> _Exercise objective_
Output the records. Match them exactly.

> _Task inputs_
------------------------------------------------------------

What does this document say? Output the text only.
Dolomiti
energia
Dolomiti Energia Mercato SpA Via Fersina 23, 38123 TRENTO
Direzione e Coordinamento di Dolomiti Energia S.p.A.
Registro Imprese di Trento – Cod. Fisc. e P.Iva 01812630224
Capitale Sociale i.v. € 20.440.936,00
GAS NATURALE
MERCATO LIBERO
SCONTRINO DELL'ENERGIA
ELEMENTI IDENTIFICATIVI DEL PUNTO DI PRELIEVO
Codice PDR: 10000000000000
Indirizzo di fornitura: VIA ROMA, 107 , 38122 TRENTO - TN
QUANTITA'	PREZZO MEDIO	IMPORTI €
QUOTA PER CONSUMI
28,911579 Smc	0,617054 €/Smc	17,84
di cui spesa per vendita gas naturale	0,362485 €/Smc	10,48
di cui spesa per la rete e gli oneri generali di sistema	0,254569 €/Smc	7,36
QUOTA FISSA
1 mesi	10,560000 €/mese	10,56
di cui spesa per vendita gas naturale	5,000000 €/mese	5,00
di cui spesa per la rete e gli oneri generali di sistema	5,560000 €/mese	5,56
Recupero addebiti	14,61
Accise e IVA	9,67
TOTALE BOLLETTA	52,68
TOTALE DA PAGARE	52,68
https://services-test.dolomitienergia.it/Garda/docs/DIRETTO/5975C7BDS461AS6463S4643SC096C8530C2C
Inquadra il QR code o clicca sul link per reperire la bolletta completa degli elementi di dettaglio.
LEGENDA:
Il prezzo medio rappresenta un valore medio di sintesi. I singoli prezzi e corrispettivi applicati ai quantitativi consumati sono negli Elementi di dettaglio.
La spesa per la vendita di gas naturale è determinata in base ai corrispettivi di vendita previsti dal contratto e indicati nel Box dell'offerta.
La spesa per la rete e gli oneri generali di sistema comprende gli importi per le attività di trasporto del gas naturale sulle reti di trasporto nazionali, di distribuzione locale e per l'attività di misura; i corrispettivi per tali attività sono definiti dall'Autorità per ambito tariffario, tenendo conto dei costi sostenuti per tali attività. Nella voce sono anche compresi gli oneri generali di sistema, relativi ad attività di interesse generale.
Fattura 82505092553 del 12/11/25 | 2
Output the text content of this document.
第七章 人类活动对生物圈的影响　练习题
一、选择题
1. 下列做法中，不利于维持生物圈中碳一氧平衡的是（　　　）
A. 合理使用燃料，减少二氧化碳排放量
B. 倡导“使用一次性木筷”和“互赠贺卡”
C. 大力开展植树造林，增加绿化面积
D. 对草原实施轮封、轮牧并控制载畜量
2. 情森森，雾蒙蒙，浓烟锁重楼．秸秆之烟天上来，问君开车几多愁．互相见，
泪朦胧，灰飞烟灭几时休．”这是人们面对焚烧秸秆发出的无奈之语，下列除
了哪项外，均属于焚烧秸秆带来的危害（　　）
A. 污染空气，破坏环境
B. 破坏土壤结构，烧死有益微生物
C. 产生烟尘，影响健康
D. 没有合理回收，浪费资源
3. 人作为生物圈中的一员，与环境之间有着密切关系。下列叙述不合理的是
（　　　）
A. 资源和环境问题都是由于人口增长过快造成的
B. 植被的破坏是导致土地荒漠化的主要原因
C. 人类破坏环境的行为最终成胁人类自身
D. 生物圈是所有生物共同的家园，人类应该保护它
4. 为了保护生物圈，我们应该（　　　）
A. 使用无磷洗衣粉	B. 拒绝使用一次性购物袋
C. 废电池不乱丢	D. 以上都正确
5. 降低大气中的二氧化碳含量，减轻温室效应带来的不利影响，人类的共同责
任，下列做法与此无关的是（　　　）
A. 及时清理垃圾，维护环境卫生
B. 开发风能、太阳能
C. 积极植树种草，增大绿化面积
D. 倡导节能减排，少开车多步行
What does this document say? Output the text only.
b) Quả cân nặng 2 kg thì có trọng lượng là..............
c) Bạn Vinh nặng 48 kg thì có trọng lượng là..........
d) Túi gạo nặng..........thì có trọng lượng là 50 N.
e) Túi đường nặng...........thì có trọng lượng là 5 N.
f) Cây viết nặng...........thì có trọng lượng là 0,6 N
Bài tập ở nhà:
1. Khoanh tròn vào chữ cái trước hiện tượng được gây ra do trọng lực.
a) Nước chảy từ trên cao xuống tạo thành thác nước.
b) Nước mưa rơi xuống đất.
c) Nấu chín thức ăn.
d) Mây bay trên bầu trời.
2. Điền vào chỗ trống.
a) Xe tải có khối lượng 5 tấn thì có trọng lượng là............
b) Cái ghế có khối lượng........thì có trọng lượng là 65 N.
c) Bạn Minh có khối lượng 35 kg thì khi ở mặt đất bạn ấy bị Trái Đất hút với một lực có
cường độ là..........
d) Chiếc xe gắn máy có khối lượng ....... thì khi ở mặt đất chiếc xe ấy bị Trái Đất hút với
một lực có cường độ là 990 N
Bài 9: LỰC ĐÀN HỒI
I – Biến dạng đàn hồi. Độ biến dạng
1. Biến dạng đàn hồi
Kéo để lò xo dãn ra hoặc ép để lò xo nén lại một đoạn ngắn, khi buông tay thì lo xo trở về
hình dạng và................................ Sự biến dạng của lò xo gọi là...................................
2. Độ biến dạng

------------------------------------------------------------

> _Output of the task_
What does this document say? Output the text only.
Dolomiti
energia
Dolomiti Energia Mercato SpA Via Fersina 23, 38123 TRENTO
Direzione e Coordinamento di Dolomiti Energia S.p.A.
Registro Imprese di Trento – Cod. Fisc. e P.Iva 01812630224
Capitale Sociale i.v. € 20.440.936,00
GAS NATURALE
MERCATO LIBERO
SCONTRINO DELL'ENERGIA
ELEMENTI IDENTIFICATIVI DEL PUNTO DI PRELIEVO
Codice PDR: 10000000000000
Indirizzo di fornitura: VIA ROMA, 107 , 38122 TRENTO - TN
QUANTITA'	PREZZO MEDIO	IMPORTI €
QUOTA PER CONSUMI
28,911579 Smc	0,617054 €/Smc	17,84
di cui spesa per vendita gas naturale	0,362485 €/Smc	10,48
di cui spesa per la rete e gli oneri generali di sistema	0,254569 €/Smc	7,36
QUOTA FISSA
1 mesi	10,560000 €/mese	10,56
di cui spesa per vendita gas naturale	5,000000 €/mese	5,00
di cui spesa per la rete e gli oneri generali di sistema	5,560000 €/mese	5,56
Recupero addebiti	14,61
Accise e IVA	9,67
TOTALE BOLLETTA	52,68
TOTALE DA PAGARE	52,68
https://services-test.dolomitienergia.it/Garda/docs/DIRETTO/5975C7BDS461AS6463S4643SC096C8530C2C
Inquadra il QR code o clicca sul link per reperire la bolletta completa degli elementi di dettaglio.
LEGENDA:
Il prezzo medio rappresenta un valore medio di sintesi. I singoli prezzi e corrispettivi applicati ai quantitativi consumati sono negli Elementi di dettaglio.
La spesa per la vendita di gas naturale è determinata in base ai corrispettivi di vendita previsti dal contratto e indicati nel Box dell'offerta.
La spesa per la rete e gli oneri generali di sistema comprende gli importi per le attività di trasporto del gas naturale sulle reti di trasporto nazionali, di distribuzione locale e per l'attività di misura; i corrispettivi per tali attività sono definiti dall'Autorità per ambito tariffario, tenendo conto dei costi sostenuti per tali attività. Nella voce sono anche compresi gli oneri generali di sistema, relativi ad attività di interesse generale.
Fattura 82505092553 del 12/11/25 | 2
Output the text content of this document.
第七章 人类活动对生物圈的影响　练习题
一、选择题
1. 下列做法中，不利于维持生物圈中碳一氧平衡的是（　　　）
A. 合理使用燃料，减少二氧化碳排放量
B. 倡导“使用一次性木筷”和“互赠贺卡”
C. 大力开展植树造林，增加绿化面积
D. 对草原实施轮封、轮牧并控制载畜量
2. 情森森，雾蒙蒙，浓烟锁重楼．秸秆之烟天上来，问君开车几多愁．互相见，
泪朦胧，灰飞烟灭几时休．”这是人们面对焚烧秸秆发出的无奈之语，下列除
了哪项外，均属于焚烧秸秆带来的危害（　　）
A. 污染空气，破坏环境
B. 破坏土壤结构，烧死有益微生物
C. 产生烟尘，影响健康
D. 没有合理回收，浪费资源
3. 人作为生物圈中的一员，与环境之间有着密切关系。下列叙述不合理的是
（　　　）
A. 资源和环境问题都是由于人口增长过快造成的
B. 植被的破坏是导致土地荒漠化的主要原因
C. 人类破坏环境的行为最终成胁人类自身
D. 生物圈是所有生物共同的家园，人类应该保护它
4. 为了保护生物圈，我们应该（　　　）
A. 使用无磷洗衣粉	B. 拒绝使用一次性购物袋
C. 废电池不乱丢	D. 以上都正确
5. 降低大气中的二氧化碳含量，减轻温室效应带来的不利影响，人类的共同责
任，下列做法与此无关的是（　　　）
A. 及时清理垃圾，维护环境卫生
B. 开发风能、太阳能
C. 积极植树种草，增大绿化面积
D. 倡导节能减排，少开车多步行
What does this document say? Output the text only.
b) Quả cân nặng 2 kg thì có trọng lượng là..............
c) Bạn Vinh nặng 48 kg thì có trọng lượng là..........
d) Túi gạo nặng..........thì có trọng lượng là 50 N.
e) Túi đường nặng...........thì có trọng lượng là 5 N.
f) Cây viết nặng...........thì có trọng lượng là 0,6 N
Bài tập ở nhà:
1. Khoanh tròn vào chữ cái trước hiện tượng được gây ra do trọng lực.
a) Nước chảy từ trên cao xuống tạo thành thác nước.
b) Nước mưa rơi xuống đất.
c) Nấu chín thức ăn.
d) Mây bay trên bầu trời.
2. Điền vào chỗ trống.
a) Xe tải có khối lượng 5 tấn thì có trọng lượng là............
b) Cái ghế có khối lượng........thì có trọng lượng là 65 N.
c) Bạn Minh có khối lượng 35 kg thì khi ở mặt đất bạn ấy bị Trái Đất hút với một lực có
cường độ là..........
d) Chiếc xe gắn máy có khối lượng ....... thì khi ở mặt đất chiếc xe ấy bị Trái Đất hút với
một lực có cường độ là 990 N
Bài 9: LỰC ĐÀN HỒI
I – Biến dạng đàn hồi. Độ biến dạng
1. Biến dạng đàn hồi
Kéo để lò xo dãn ra hoặc ép để lò xo nén lại một đoạn ngắn, khi buông tay thì lo xo trở về
hình dạng và................................ Sự biến dạng của lò xo gọi là...................................
2. Độ biến dạng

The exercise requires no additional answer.